Stated exercise
Keep only the lines of the listing that include the word "СЕЧЕНИЕМ", and copy them.

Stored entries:
..........

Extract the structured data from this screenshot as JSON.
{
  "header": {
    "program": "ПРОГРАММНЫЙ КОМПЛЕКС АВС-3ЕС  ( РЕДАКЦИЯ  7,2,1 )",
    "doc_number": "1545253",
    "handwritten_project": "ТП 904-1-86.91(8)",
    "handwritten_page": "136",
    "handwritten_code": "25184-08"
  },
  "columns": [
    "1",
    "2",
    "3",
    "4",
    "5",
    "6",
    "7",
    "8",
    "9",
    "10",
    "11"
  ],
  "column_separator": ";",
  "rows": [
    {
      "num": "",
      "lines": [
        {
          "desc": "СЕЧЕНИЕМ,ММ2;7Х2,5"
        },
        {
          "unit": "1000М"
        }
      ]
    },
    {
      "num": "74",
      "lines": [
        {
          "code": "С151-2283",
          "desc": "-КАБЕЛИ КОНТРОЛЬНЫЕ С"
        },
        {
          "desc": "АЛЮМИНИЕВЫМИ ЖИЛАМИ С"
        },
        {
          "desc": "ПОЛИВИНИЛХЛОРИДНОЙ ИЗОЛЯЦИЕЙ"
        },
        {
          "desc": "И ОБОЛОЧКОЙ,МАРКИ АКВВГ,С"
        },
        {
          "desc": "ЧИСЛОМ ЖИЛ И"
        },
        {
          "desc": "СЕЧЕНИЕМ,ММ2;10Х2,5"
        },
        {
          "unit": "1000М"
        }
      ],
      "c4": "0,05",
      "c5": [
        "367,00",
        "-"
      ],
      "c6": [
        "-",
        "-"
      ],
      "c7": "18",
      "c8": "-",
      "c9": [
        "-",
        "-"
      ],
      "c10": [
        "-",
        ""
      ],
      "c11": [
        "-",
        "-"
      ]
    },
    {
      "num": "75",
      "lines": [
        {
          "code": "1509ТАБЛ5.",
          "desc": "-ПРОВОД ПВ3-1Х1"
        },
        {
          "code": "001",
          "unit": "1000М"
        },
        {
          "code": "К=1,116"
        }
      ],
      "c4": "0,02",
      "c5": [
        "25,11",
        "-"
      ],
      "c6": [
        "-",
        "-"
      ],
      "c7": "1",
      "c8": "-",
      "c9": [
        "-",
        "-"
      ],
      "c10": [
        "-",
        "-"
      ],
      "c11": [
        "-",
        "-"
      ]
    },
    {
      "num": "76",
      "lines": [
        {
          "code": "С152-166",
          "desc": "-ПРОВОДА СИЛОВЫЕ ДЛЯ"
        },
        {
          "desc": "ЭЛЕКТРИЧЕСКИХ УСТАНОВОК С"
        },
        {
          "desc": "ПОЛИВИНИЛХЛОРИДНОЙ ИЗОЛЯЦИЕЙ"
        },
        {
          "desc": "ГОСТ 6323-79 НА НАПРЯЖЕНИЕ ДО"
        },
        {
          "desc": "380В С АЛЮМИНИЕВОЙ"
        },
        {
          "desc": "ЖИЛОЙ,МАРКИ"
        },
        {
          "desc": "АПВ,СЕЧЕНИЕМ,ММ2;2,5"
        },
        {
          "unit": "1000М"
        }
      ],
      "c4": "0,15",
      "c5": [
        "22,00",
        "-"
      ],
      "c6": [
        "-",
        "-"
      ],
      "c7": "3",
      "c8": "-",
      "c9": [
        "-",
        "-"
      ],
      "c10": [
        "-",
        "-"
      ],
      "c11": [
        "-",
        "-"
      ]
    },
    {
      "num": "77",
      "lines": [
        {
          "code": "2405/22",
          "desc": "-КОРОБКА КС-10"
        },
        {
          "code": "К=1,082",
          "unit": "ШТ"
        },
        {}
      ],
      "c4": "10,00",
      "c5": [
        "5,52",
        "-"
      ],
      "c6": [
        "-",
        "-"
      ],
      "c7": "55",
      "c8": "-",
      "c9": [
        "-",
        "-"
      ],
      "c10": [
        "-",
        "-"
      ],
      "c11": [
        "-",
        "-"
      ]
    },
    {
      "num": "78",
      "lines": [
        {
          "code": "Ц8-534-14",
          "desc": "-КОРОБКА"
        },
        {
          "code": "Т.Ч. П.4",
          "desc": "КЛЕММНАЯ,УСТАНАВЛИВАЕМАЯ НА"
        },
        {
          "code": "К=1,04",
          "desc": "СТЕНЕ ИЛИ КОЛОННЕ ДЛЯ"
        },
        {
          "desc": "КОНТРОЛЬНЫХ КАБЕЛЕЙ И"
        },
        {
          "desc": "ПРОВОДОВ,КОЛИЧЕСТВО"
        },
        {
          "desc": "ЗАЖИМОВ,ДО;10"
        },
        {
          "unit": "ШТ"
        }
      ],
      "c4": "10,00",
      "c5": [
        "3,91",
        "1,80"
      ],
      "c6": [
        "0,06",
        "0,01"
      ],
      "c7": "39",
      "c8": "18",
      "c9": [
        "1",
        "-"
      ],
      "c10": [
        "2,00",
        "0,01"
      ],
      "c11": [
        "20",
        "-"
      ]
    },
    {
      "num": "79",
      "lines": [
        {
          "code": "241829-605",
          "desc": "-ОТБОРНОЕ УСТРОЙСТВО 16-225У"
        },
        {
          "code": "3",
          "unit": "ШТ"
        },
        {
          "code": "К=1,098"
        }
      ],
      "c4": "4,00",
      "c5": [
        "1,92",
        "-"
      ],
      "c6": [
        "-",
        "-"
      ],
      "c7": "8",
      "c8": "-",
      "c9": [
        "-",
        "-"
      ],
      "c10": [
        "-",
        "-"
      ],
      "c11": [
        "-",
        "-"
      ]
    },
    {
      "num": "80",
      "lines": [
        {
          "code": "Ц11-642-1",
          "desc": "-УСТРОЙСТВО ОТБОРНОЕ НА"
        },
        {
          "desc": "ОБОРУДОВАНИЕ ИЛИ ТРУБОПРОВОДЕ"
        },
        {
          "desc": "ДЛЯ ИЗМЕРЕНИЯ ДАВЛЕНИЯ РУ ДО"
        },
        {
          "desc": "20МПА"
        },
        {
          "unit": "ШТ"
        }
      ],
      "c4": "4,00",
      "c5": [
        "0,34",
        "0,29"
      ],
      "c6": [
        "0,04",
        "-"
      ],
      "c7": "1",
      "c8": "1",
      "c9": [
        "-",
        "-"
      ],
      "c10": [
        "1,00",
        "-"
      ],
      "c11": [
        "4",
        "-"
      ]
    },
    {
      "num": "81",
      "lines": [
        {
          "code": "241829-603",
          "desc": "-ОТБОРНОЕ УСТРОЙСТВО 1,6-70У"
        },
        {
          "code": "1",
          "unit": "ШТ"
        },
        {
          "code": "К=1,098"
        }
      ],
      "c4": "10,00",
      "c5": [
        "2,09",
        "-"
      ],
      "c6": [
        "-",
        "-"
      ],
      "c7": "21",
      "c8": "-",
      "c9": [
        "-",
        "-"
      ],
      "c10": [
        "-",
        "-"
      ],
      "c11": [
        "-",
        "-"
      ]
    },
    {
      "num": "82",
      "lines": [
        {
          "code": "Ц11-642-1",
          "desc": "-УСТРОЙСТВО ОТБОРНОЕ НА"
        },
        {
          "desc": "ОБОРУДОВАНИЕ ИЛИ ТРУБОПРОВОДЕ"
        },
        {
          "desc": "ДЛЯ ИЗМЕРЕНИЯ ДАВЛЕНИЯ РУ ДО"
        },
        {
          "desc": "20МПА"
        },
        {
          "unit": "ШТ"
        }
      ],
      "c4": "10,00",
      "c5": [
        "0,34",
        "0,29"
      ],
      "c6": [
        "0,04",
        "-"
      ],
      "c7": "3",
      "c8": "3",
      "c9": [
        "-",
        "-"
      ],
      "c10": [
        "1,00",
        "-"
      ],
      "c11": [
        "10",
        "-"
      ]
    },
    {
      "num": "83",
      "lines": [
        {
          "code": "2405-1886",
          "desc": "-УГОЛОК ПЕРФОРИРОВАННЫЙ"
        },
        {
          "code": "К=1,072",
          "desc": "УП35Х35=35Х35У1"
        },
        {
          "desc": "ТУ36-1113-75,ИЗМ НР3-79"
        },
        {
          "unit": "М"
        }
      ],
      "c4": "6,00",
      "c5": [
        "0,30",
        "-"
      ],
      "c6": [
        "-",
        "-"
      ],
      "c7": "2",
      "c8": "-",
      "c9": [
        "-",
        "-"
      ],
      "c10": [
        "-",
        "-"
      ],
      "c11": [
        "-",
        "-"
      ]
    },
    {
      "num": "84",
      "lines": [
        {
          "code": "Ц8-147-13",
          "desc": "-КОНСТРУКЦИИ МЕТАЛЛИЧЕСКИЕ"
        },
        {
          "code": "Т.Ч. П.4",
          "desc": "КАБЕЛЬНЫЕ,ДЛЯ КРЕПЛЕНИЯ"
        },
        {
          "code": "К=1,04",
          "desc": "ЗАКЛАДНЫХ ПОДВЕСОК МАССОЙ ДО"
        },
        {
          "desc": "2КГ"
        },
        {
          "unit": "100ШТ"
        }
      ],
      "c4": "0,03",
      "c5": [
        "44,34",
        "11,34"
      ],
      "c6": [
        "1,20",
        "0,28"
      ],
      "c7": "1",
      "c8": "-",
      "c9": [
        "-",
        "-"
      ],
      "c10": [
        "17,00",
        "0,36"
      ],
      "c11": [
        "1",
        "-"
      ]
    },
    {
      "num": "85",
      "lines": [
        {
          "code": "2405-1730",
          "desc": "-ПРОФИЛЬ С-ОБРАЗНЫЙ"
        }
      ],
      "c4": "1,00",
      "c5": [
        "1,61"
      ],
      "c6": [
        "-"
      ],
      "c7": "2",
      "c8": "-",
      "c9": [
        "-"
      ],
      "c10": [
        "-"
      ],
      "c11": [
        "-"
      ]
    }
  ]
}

..........

Exercise solution
          "desc": "СЕЧЕНИЕМ,ММ2;7Х2,5"
          "desc": "СЕЧЕНИЕМ,ММ2;10Х2,5"
          "desc": "АПВ,СЕЧЕНИЕМ,ММ2;2,5"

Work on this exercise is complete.